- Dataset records
----

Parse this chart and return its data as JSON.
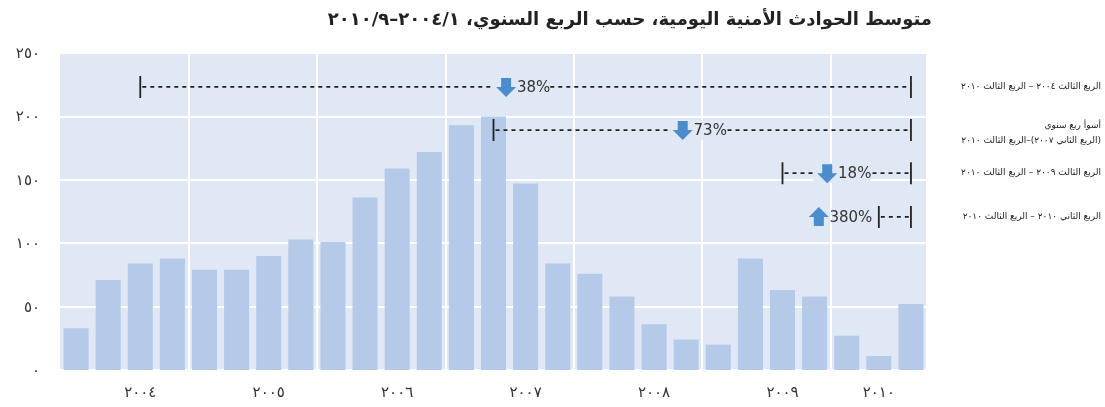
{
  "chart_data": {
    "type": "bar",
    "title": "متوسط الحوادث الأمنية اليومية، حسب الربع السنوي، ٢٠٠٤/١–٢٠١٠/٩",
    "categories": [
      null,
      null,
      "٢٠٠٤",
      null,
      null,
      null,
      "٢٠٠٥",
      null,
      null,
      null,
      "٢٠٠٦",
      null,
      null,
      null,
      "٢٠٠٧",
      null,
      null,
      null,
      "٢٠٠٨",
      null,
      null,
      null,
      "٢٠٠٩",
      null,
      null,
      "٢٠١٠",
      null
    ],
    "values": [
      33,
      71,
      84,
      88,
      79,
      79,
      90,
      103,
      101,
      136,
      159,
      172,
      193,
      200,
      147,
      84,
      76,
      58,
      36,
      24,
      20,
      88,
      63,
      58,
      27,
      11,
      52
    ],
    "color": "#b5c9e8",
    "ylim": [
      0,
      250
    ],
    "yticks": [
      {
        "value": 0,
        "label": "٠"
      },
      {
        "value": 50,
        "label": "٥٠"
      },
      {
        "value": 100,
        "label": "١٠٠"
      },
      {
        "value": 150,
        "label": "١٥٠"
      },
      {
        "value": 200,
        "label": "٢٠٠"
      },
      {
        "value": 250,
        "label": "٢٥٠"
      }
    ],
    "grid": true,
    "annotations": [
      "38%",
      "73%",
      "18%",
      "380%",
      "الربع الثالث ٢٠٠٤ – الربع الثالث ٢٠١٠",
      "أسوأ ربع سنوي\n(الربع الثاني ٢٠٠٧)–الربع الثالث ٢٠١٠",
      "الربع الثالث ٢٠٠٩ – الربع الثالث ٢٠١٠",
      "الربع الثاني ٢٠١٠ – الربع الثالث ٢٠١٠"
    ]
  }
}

----

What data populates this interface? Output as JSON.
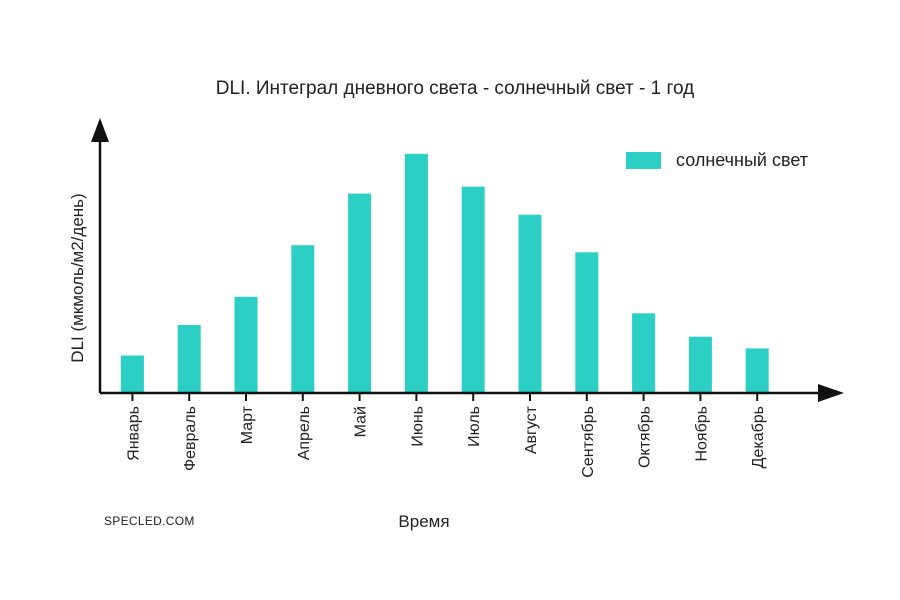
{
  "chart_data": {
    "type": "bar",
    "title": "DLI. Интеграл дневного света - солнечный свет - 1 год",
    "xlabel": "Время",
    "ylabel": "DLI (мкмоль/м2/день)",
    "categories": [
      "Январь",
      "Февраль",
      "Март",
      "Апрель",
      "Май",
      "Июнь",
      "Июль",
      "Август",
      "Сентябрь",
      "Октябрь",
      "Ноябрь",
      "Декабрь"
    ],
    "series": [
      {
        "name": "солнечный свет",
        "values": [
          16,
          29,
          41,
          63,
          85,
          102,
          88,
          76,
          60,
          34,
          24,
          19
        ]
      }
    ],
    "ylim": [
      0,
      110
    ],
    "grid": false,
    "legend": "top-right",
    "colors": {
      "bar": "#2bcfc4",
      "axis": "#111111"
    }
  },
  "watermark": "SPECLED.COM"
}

----

- Exercise objective
Among the records above, find each line holding the string "الثاني" and pull it out.

- Result below
      "أسوأ ربع سنوي\n(الربع الثاني ٢٠٠٧)–الربع الثالث ٢٠١٠",
      "الربع الثاني ٢٠١٠ – الربع الثالث ٢٠١٠"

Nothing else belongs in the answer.